▶ **DIRECTION**
Reproduce the listing word for word, leaving every picture behind.

▶ **Saved entries**
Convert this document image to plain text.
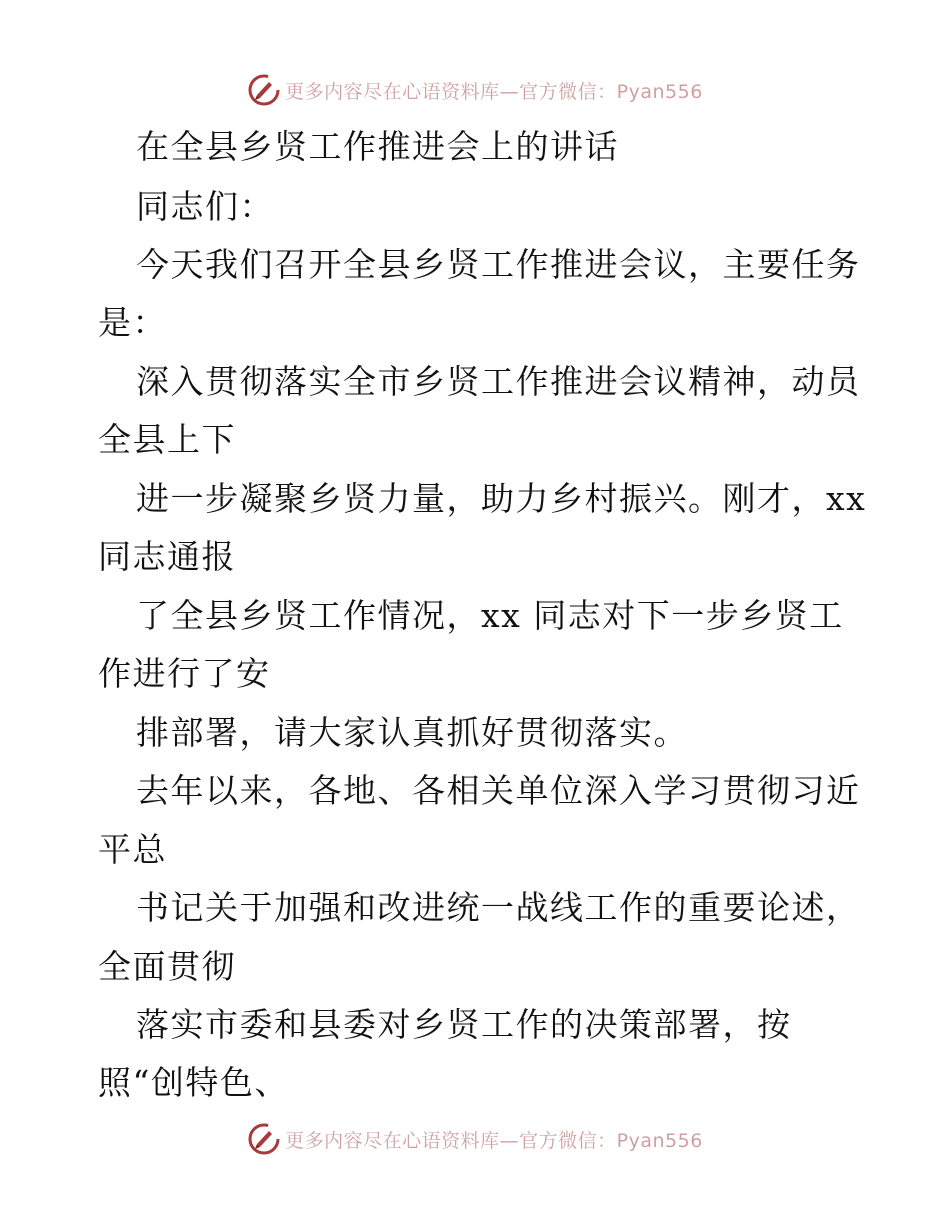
更多内容尽在心语资料库—官方微信：Pyan556
在全县乡贤工作推进会上的讲话
同志们：
今天我们召开全县乡贤工作推进会议，主要任务
是：
深入贯彻落实全市乡贤工作推进会议精神，动员
全县上下
进一步凝聚乡贤力量，助力乡村振兴。刚才，xx
同志通报
了全县乡贤工作情况，xx 同志对下一步乡贤工
作进行了安
排部署，请大家认真抓好贯彻落实。
去年以来，各地、各相关单位深入学习贯彻习近
平总
书记关于加强和改进统一战线工作的重要论述，
全面贯彻
落实市委和县委对乡贤工作的决策部署，按
照“创特色、
更多内容尽在心语资料库—官方微信：Pyan556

▶ **ANSWER TO THE PROBLEM**
Convert this document image to plain text.
更多内容尽在心语资料库—官方微信：Pyan556
在全县乡贤工作推进会上的讲话
同志们：
今天我们召开全县乡贤工作推进会议，主要任务
是：
深入贯彻落实全市乡贤工作推进会议精神，动员
全县上下
进一步凝聚乡贤力量，助力乡村振兴。刚才，xx
同志通报
了全县乡贤工作情况，xx 同志对下一步乡贤工
作进行了安
排部署，请大家认真抓好贯彻落实。
去年以来，各地、各相关单位深入学习贯彻习近
平总
书记关于加强和改进统一战线工作的重要论述，
全面贯彻
落实市委和县委对乡贤工作的决策部署，按
照“创特色、
更多内容尽在心语资料库—官方微信：Pyan556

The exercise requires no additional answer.